## Aim of the exercise
Which lines in the records below contain the word "него"? Copy each of them.
------------
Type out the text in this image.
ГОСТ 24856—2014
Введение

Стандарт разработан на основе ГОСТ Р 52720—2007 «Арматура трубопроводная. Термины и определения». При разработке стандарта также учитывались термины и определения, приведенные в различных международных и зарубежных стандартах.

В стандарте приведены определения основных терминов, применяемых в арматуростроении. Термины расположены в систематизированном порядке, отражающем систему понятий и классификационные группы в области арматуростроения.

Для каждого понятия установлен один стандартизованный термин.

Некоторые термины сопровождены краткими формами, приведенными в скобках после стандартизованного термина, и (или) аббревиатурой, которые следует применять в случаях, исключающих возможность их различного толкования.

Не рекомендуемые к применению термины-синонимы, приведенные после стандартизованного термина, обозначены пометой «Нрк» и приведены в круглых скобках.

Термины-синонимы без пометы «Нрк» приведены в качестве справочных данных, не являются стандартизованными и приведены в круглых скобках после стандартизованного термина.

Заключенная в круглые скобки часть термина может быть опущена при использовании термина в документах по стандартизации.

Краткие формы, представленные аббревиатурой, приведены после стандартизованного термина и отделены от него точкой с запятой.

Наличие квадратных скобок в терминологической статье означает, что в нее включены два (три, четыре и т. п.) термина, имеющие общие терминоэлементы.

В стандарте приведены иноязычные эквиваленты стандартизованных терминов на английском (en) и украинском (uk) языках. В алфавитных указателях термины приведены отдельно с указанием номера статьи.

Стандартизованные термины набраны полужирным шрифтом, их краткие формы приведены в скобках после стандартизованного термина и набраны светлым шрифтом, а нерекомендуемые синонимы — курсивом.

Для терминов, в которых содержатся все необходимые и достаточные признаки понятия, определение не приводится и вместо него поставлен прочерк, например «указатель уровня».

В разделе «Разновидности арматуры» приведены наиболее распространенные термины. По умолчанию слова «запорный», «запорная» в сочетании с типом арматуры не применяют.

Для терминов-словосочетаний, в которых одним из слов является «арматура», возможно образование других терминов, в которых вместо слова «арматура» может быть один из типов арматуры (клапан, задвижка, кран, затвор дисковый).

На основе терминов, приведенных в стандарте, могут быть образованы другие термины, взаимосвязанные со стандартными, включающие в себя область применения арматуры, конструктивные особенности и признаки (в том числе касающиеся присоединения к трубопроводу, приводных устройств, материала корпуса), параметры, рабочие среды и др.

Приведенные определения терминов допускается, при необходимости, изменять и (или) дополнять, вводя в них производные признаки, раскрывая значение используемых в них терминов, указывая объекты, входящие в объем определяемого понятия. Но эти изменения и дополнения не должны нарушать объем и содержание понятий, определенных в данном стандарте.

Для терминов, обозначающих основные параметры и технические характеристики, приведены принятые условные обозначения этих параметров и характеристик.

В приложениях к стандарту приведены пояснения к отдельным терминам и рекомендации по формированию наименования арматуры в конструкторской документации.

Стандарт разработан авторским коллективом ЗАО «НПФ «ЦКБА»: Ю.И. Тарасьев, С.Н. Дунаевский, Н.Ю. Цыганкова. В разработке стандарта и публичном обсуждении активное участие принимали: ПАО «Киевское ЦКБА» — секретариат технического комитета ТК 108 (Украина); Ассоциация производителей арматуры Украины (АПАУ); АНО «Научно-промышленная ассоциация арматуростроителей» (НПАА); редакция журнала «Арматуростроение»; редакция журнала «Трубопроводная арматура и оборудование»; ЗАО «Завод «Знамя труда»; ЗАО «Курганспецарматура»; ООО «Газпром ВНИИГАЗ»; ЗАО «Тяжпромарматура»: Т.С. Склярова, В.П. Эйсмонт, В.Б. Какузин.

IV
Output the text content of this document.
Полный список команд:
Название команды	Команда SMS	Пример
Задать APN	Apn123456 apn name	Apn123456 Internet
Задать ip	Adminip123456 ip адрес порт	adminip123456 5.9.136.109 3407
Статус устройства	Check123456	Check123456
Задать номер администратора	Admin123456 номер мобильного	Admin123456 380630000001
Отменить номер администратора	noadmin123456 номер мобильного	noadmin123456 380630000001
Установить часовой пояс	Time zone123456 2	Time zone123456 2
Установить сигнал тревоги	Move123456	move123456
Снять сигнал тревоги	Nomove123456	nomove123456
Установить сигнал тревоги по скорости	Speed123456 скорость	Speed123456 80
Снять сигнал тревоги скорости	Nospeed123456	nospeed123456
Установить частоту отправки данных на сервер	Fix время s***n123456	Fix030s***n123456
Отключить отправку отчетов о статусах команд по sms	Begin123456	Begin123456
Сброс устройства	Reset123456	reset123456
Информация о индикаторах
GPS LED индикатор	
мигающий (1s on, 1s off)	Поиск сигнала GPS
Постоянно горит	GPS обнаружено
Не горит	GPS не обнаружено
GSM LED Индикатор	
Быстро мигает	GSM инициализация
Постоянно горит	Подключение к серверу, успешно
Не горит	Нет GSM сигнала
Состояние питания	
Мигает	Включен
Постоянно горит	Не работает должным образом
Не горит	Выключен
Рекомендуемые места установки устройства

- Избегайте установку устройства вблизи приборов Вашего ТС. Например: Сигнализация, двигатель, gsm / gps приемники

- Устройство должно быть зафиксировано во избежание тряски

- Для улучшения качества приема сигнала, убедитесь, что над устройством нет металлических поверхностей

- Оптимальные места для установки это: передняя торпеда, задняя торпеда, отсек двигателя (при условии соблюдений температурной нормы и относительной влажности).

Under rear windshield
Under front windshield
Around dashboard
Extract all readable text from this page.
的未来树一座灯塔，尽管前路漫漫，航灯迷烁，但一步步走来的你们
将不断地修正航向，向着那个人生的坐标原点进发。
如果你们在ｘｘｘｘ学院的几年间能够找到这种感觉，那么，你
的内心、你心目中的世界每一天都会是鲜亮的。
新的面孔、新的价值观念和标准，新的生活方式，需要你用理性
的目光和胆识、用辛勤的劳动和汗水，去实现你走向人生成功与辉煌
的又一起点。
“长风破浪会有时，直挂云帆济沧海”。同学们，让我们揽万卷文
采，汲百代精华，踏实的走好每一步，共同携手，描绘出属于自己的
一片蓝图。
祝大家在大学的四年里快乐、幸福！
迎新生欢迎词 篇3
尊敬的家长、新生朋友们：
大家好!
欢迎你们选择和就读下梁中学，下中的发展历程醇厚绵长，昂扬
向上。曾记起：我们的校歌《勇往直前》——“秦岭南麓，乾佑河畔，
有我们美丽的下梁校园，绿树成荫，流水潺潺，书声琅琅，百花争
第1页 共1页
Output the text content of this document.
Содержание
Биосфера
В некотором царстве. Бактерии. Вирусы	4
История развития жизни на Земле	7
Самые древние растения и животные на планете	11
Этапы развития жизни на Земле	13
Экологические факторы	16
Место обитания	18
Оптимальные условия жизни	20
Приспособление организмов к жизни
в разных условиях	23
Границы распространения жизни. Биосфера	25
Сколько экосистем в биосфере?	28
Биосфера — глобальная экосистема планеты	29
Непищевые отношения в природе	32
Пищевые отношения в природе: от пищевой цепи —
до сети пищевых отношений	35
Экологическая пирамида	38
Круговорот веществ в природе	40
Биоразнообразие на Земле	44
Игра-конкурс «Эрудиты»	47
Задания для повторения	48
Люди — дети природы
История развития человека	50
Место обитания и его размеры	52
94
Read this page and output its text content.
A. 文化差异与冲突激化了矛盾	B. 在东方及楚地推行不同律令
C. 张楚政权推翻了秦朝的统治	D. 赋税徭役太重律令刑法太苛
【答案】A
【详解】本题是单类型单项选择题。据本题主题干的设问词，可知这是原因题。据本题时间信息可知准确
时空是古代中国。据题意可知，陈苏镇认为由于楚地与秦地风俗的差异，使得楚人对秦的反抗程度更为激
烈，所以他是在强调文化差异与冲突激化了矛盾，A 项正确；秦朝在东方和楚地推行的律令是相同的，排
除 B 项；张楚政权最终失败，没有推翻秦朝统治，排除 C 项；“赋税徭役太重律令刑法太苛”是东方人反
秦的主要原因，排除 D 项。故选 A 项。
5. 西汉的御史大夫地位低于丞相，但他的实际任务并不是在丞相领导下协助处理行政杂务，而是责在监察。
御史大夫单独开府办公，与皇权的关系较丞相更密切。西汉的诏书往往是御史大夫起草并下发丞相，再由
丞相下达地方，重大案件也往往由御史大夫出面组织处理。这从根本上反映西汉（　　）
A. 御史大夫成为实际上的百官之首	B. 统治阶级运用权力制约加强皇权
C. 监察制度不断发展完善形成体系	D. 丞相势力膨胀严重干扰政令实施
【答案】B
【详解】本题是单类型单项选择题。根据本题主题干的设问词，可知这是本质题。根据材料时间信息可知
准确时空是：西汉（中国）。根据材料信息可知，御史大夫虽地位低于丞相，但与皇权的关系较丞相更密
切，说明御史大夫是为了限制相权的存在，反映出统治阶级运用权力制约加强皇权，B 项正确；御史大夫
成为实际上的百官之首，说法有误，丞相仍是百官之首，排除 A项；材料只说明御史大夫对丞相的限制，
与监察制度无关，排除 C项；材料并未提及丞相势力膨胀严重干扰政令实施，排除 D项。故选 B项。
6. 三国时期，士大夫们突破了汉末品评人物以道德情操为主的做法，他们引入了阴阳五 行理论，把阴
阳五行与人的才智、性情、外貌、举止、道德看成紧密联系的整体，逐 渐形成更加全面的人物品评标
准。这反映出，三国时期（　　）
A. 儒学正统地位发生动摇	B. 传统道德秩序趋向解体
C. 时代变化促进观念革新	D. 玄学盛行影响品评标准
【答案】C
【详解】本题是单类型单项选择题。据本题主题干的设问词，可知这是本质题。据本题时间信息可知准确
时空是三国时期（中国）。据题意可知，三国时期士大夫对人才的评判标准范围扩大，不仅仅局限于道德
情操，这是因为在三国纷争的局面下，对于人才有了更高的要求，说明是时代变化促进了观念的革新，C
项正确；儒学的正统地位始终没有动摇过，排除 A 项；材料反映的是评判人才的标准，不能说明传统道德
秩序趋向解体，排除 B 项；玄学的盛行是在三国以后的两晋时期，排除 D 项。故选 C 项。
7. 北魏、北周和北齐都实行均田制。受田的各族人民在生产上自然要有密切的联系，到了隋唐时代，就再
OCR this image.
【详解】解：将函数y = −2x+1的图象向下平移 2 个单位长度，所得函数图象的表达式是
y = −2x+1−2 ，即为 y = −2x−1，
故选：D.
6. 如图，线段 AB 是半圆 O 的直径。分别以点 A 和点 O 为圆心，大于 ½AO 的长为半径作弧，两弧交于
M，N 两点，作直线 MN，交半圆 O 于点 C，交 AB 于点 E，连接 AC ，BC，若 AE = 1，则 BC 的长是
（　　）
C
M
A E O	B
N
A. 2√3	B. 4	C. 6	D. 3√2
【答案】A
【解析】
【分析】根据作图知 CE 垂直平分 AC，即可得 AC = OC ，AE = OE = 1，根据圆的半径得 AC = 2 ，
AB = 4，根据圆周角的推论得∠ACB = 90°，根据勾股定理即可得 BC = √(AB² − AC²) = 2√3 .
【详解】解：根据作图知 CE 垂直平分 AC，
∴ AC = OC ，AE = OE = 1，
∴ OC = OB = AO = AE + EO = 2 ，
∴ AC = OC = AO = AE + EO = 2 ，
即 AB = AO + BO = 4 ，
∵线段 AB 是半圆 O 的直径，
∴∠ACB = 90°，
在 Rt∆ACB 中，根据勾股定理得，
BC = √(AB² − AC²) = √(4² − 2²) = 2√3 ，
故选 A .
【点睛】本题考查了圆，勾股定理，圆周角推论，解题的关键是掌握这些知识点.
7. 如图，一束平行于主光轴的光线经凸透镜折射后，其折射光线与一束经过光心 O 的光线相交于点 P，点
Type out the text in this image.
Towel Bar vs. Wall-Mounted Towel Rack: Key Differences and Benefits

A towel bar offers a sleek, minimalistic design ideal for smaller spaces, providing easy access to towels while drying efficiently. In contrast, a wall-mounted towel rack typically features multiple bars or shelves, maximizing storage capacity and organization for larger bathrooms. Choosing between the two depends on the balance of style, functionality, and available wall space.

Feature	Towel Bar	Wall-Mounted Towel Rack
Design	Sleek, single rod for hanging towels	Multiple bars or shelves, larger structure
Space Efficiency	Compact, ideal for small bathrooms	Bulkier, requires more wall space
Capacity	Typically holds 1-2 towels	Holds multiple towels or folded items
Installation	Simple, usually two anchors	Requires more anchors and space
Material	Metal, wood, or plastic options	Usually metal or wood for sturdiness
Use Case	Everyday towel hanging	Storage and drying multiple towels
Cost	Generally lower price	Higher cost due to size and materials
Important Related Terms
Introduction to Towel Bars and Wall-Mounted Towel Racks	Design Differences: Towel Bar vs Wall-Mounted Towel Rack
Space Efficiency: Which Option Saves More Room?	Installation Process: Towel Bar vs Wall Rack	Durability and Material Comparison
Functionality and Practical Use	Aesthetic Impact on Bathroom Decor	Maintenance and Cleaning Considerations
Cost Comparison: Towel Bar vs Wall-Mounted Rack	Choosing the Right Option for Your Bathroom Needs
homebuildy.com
------------
## Solution to this exercise
Краткие формы, представленные аббревиатурой, приведены после стандартизованного термина и отделены от него точкой с запятой.
Для терминов, в которых содержатся все необходимые и достаточные признаки понятия, определение не приводится и вместо него поставлен прочерк, например «указатель уровня».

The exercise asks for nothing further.